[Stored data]

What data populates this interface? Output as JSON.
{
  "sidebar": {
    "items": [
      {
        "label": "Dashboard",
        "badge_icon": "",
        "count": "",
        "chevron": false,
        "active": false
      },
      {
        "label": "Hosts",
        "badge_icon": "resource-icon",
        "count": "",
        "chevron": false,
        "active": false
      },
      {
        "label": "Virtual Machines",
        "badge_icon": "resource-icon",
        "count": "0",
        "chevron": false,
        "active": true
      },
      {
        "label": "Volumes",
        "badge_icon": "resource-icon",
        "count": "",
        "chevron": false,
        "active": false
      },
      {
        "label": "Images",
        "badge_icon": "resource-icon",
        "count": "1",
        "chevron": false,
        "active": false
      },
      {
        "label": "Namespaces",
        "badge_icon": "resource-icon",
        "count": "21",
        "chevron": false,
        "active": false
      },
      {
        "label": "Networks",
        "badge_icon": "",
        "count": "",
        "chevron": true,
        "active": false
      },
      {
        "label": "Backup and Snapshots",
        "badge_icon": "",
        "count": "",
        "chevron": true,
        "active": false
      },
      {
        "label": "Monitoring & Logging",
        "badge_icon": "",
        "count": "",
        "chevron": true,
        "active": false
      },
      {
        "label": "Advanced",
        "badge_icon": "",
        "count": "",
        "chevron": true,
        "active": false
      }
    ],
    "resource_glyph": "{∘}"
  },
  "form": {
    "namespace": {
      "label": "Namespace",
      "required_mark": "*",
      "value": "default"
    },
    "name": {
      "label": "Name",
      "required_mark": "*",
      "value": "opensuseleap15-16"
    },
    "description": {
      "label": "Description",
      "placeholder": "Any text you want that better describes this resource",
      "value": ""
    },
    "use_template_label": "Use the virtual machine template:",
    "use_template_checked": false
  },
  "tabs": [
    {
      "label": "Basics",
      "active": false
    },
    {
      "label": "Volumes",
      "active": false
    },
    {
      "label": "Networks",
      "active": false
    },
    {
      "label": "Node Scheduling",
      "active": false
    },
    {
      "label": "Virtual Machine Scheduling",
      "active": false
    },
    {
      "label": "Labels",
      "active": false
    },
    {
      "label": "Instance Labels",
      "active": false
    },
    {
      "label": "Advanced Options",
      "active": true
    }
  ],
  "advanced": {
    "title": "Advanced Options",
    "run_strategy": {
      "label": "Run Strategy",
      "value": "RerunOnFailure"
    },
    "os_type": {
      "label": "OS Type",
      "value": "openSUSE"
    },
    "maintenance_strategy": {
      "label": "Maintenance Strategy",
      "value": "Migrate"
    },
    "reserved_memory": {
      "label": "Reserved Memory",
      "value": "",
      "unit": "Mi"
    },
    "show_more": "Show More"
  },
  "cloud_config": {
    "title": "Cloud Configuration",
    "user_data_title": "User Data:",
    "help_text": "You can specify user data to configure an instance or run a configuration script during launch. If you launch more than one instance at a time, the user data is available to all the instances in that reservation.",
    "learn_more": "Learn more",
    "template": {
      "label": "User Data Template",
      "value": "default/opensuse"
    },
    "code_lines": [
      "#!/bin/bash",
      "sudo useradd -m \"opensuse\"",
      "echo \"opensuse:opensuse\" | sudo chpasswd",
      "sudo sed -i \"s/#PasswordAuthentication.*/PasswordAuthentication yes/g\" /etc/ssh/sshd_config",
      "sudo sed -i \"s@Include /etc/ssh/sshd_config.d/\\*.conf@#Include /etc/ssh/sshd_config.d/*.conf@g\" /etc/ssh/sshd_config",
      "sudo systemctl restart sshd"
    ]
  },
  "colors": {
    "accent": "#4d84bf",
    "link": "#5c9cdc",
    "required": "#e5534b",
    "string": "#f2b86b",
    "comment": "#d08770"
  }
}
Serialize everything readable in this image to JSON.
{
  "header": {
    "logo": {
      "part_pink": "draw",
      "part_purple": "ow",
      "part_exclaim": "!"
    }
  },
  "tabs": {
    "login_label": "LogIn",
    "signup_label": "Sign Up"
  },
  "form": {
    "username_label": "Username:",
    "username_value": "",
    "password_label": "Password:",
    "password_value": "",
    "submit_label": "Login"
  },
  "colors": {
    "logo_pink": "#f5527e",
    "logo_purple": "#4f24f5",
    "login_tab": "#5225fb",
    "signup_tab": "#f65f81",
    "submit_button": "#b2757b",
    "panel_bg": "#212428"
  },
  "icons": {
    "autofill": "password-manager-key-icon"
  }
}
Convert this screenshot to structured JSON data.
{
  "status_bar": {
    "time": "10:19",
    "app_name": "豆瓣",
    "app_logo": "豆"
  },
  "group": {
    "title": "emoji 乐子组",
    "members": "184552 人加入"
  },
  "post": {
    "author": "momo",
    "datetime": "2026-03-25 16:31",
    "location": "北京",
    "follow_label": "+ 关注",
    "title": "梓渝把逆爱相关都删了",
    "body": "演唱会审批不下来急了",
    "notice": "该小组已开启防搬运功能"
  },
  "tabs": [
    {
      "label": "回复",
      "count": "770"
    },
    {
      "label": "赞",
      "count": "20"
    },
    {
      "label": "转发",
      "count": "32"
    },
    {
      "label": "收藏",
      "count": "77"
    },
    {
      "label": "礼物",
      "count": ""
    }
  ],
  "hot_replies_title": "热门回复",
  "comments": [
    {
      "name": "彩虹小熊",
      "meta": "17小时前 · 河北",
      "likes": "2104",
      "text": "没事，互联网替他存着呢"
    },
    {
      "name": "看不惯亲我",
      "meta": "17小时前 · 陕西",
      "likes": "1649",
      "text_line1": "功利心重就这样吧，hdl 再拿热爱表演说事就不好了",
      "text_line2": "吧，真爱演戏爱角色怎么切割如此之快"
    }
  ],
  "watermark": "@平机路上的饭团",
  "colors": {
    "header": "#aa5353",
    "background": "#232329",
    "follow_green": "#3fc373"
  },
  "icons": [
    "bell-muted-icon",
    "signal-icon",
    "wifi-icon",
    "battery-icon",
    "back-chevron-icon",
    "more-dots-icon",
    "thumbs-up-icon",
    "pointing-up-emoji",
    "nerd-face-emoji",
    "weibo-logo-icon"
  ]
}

*What to work on*
Look through the data above. Each line containing the word "Options" needs to be copied.

*In response*
      "label": "Advanced Options",
    "title": "Advanced Options",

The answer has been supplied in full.